Data for this exercise:
+ + +

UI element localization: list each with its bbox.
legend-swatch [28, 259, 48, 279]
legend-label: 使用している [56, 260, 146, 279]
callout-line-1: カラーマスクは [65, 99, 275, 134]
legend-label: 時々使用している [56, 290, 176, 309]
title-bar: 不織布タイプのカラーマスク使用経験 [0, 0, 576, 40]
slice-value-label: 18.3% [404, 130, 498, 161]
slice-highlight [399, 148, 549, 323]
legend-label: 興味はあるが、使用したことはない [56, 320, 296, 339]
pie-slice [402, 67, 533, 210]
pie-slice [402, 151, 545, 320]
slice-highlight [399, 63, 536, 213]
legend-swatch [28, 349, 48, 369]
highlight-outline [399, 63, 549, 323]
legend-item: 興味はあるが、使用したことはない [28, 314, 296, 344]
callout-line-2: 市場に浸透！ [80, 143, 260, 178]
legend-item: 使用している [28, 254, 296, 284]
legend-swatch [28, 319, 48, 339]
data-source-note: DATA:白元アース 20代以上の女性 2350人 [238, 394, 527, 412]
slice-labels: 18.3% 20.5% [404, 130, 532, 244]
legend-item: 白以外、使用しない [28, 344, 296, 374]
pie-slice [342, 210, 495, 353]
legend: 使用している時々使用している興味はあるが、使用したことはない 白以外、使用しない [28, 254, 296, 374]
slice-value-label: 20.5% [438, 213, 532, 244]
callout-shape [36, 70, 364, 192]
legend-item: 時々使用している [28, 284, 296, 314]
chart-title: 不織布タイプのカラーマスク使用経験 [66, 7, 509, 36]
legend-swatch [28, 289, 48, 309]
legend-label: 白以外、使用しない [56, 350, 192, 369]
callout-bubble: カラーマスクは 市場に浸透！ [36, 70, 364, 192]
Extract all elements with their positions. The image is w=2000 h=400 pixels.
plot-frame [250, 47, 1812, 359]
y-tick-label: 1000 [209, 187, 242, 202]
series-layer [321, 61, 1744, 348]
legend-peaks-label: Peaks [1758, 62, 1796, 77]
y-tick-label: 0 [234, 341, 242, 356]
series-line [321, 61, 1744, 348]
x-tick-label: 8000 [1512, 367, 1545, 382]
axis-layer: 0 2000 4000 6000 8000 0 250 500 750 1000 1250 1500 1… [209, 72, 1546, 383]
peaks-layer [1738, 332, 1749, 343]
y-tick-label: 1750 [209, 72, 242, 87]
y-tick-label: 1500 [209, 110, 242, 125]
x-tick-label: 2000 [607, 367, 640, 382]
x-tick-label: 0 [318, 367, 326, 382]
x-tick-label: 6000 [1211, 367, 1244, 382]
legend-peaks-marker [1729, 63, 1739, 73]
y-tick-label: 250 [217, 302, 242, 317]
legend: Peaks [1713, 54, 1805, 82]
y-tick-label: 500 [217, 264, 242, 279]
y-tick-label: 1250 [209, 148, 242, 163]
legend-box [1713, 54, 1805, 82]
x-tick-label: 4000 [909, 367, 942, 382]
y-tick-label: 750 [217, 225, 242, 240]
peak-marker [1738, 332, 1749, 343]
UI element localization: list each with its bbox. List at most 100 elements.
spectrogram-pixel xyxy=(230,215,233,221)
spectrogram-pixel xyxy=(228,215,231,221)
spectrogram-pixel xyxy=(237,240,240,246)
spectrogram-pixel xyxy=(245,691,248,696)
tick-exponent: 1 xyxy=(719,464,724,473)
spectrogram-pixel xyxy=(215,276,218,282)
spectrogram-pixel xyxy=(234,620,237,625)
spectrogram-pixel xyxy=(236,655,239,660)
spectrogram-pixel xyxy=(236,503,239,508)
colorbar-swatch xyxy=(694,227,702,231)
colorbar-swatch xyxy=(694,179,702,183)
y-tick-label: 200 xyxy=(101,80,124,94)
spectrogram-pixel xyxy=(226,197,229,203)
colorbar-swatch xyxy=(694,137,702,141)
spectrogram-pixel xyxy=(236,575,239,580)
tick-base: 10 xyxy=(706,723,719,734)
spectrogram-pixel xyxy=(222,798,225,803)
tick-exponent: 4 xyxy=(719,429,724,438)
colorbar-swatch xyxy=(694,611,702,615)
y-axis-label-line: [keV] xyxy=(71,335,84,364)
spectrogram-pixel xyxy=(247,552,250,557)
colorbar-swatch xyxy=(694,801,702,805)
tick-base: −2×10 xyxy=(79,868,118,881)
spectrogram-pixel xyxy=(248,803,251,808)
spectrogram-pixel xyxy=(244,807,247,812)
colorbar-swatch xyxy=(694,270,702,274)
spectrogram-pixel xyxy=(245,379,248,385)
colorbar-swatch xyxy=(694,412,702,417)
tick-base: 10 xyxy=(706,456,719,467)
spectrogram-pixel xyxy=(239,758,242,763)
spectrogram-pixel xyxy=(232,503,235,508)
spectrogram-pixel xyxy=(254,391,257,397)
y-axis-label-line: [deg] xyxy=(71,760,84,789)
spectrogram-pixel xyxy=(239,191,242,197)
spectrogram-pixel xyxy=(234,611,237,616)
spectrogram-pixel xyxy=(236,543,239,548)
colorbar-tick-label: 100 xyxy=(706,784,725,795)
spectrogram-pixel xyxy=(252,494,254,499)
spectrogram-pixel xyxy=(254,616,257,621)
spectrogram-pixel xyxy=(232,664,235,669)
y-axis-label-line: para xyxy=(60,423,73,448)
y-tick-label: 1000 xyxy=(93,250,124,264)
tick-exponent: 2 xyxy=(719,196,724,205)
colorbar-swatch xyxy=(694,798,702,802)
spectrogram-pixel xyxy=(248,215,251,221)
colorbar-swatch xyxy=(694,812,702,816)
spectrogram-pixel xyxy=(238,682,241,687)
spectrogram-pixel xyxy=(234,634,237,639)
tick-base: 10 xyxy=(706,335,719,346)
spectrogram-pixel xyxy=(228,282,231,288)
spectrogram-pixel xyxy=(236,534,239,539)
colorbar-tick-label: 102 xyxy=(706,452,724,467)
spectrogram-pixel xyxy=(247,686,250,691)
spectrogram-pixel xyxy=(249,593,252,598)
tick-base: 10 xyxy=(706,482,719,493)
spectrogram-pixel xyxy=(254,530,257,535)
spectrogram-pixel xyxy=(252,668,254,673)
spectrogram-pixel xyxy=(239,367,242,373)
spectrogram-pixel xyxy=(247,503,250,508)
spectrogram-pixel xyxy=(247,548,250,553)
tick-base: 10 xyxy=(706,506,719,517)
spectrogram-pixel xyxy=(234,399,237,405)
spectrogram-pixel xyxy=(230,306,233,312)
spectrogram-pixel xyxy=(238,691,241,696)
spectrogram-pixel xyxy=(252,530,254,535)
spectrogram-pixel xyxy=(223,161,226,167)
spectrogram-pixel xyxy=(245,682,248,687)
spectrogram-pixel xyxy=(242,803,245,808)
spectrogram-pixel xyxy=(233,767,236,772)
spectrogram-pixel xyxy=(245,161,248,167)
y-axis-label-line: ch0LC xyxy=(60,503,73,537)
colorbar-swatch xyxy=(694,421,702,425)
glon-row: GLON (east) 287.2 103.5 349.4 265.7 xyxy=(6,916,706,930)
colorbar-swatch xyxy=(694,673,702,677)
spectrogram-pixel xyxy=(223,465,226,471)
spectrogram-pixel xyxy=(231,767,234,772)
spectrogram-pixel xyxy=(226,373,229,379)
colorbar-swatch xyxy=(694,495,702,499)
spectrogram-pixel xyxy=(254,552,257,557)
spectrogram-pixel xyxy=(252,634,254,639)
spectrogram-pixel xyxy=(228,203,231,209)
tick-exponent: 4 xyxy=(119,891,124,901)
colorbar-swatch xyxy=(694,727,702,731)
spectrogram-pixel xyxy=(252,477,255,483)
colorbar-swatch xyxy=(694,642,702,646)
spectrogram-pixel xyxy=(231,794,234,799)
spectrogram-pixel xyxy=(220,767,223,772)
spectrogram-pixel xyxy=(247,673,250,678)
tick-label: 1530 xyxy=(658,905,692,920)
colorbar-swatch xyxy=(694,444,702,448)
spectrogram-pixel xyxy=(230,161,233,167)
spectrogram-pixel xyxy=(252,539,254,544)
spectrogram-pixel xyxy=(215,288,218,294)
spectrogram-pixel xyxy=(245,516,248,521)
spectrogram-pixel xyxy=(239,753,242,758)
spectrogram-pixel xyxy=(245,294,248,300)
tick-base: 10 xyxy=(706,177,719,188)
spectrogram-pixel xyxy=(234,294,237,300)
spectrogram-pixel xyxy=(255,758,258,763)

+ + +

Exercise prompt: Copy out the data from its first line through the line with "legend-swatch [28, 349, 48, 369]", putting "pie-wedge" in place of "pie-slice" and keeping everything else the same.

Written response:
UI element localization: list each with its bbox.
legend-swatch [28, 259, 48, 279]
legend-label: 使用している [56, 260, 146, 279]
callout-line-1: カラーマスクは [65, 99, 275, 134]
legend-label: 時々使用している [56, 290, 176, 309]
title-bar: 不織布タイプのカラーマスク使用経験 [0, 0, 576, 40]
slice-value-label: 18.3% [404, 130, 498, 161]
slice-highlight [399, 148, 549, 323]
legend-label: 興味はあるが、使用したことはない [56, 320, 296, 339]
pie-wedge [402, 67, 533, 210]
pie-wedge [402, 151, 545, 320]
slice-highlight [399, 63, 536, 213]
legend-swatch [28, 349, 48, 369]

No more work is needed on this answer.